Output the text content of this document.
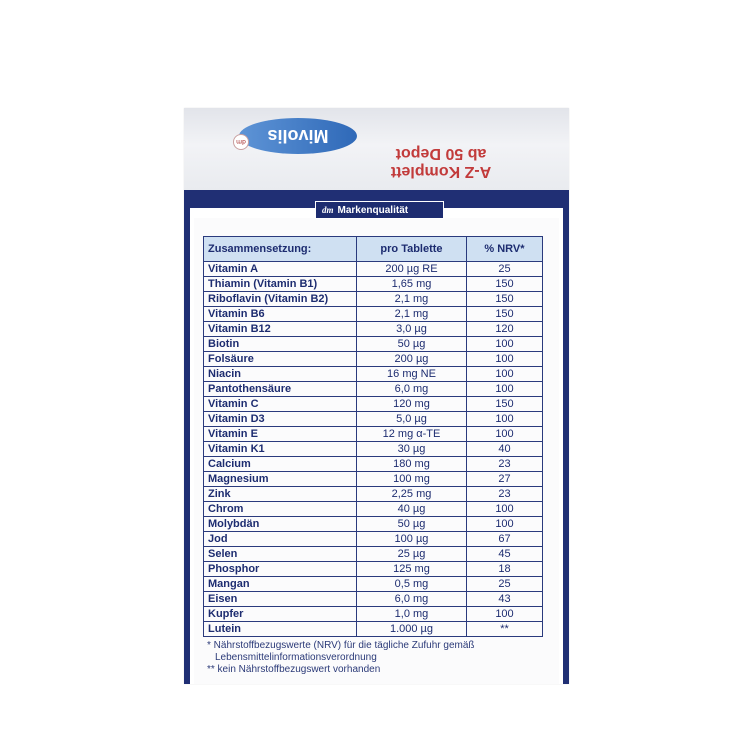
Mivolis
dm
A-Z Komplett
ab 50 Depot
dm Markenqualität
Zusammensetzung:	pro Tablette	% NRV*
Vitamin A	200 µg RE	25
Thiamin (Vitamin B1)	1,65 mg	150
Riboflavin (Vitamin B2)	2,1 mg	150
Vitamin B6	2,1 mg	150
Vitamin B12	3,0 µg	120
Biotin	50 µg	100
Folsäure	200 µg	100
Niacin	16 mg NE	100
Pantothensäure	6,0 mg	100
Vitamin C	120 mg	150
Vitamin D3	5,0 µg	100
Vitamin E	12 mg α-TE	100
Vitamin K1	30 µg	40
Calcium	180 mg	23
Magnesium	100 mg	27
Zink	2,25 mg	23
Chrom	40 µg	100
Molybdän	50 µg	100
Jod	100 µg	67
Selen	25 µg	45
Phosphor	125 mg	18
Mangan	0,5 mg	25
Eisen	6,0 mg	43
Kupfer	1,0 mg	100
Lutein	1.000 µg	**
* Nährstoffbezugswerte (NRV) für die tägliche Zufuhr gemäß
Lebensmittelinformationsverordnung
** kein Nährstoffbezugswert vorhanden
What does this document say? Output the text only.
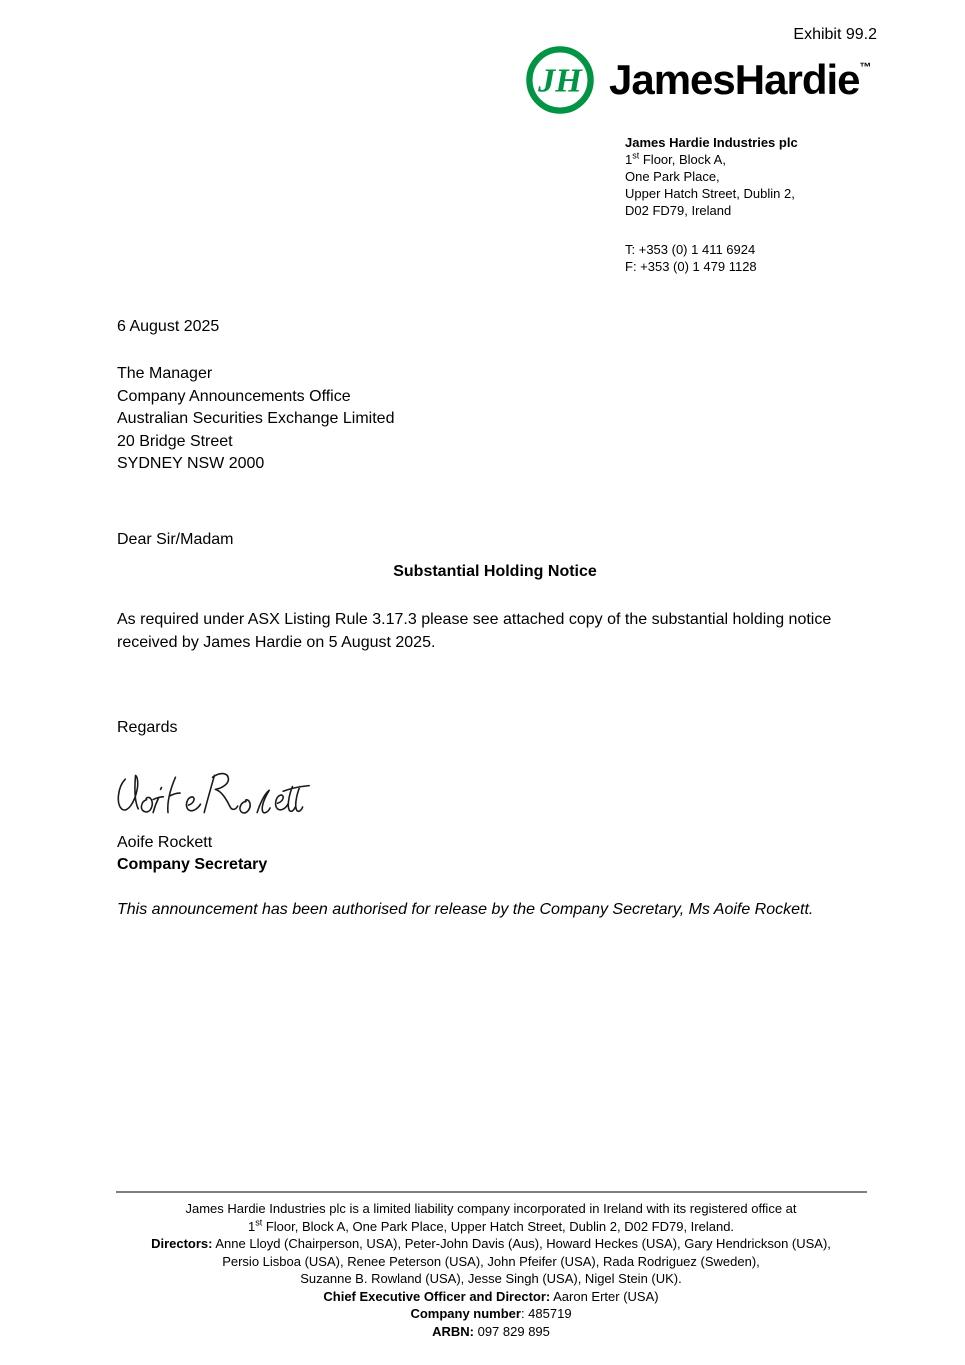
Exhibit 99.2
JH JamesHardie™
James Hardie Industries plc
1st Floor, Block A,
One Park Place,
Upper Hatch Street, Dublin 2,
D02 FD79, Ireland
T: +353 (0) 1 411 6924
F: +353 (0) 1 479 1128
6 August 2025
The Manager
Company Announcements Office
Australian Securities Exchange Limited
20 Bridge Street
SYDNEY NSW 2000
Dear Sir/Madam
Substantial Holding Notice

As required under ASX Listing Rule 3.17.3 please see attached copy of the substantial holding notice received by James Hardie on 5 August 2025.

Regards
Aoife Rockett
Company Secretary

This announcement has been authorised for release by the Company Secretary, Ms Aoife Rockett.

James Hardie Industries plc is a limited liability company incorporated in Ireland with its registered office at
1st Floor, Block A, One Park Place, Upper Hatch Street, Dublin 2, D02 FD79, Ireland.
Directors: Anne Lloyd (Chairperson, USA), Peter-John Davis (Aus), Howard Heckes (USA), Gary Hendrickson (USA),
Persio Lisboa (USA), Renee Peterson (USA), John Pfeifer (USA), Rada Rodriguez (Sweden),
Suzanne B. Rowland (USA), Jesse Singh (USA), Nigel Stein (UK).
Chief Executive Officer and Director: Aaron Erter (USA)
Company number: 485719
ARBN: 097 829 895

==

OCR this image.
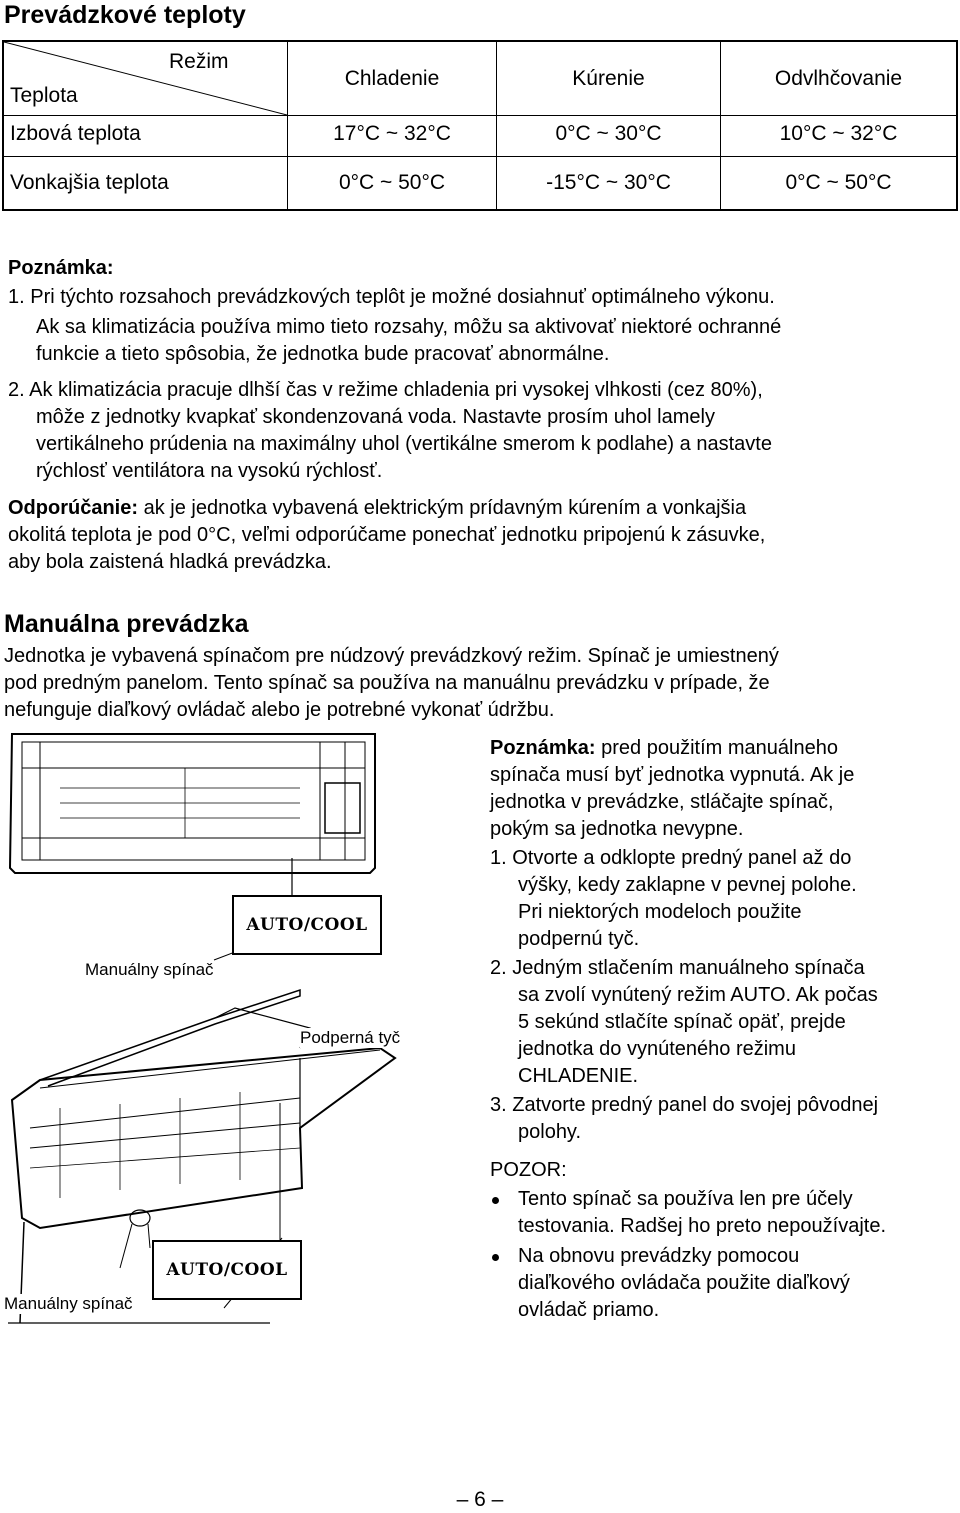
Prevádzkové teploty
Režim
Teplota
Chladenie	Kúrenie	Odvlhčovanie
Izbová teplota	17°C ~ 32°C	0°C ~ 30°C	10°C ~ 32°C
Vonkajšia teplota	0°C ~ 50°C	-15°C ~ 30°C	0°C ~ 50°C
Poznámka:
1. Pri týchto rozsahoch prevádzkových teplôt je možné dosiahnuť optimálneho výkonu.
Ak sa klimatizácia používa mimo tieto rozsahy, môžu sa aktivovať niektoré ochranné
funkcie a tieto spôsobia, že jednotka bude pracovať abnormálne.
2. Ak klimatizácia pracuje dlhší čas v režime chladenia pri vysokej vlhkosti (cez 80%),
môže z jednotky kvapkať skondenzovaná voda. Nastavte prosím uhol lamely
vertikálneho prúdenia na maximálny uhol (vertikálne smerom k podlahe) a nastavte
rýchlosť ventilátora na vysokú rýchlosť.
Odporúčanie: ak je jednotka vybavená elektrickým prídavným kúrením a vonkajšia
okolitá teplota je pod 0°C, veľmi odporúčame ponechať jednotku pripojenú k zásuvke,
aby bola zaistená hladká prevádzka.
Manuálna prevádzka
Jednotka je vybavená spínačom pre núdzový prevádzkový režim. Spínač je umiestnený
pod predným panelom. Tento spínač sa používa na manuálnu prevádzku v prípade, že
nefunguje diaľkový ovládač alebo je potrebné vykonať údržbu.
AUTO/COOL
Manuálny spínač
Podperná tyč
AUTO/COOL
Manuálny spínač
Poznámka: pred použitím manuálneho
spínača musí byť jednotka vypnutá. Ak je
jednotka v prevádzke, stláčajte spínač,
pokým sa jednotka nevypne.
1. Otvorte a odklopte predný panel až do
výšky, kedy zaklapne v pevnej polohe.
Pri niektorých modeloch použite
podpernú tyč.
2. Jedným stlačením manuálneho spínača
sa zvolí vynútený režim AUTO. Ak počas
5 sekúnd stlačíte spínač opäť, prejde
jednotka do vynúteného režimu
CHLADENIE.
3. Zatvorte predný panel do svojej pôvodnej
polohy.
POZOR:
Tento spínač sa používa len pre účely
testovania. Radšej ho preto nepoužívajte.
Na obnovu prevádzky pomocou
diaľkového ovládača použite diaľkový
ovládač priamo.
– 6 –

* * *

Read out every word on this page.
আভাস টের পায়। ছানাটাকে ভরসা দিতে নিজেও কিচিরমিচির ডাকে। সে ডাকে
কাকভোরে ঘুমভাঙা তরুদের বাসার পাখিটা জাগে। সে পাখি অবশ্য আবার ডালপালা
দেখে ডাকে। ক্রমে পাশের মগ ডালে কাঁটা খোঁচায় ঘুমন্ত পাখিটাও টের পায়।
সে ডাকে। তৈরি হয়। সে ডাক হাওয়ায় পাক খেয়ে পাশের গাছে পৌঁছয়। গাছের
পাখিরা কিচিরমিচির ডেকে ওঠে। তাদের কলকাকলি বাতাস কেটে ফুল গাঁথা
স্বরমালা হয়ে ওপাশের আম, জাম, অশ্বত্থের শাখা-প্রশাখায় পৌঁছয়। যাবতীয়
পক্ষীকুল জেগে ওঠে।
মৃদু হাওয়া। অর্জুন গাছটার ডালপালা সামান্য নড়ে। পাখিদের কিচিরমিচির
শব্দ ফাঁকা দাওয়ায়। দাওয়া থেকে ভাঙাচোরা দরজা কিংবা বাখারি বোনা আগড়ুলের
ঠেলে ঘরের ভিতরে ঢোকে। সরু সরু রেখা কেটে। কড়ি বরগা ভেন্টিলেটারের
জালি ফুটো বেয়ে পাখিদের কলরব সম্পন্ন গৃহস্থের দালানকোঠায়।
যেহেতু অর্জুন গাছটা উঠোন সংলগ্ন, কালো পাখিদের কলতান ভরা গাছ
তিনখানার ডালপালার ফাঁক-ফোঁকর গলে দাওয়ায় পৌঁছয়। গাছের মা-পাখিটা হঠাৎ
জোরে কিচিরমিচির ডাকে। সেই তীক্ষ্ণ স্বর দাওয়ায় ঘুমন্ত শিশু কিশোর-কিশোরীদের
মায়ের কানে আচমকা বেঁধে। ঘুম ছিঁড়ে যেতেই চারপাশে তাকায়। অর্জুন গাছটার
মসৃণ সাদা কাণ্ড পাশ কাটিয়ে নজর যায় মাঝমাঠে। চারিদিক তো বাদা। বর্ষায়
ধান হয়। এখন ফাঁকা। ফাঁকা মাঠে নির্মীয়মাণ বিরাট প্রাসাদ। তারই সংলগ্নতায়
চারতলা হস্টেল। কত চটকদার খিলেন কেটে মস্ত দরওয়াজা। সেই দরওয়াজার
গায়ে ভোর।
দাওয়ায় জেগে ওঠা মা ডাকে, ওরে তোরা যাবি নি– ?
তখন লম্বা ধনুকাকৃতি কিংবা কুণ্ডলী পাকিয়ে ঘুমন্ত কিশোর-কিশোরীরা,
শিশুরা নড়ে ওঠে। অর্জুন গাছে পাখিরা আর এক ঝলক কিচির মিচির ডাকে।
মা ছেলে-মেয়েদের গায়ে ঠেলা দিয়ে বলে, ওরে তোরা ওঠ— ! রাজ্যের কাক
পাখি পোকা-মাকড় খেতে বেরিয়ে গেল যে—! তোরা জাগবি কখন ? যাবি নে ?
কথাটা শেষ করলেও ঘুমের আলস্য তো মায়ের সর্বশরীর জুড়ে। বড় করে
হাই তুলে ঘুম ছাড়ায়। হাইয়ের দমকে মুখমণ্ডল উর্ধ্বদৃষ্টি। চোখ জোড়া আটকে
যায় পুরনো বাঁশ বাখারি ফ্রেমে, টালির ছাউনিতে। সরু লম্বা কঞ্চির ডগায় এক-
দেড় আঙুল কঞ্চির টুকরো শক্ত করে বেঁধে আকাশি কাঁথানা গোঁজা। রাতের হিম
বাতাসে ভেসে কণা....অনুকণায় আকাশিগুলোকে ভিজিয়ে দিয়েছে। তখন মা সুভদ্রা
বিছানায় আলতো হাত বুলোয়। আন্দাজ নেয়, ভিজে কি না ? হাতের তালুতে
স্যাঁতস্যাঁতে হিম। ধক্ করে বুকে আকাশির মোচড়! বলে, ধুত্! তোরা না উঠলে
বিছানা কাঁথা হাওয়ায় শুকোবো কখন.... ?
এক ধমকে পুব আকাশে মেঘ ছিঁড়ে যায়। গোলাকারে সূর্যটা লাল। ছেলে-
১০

# GIVEN REQUEST
Write down only the number of lines that contain the string "Vitamin" in the listing.

# PROBLEM SOLUTION
9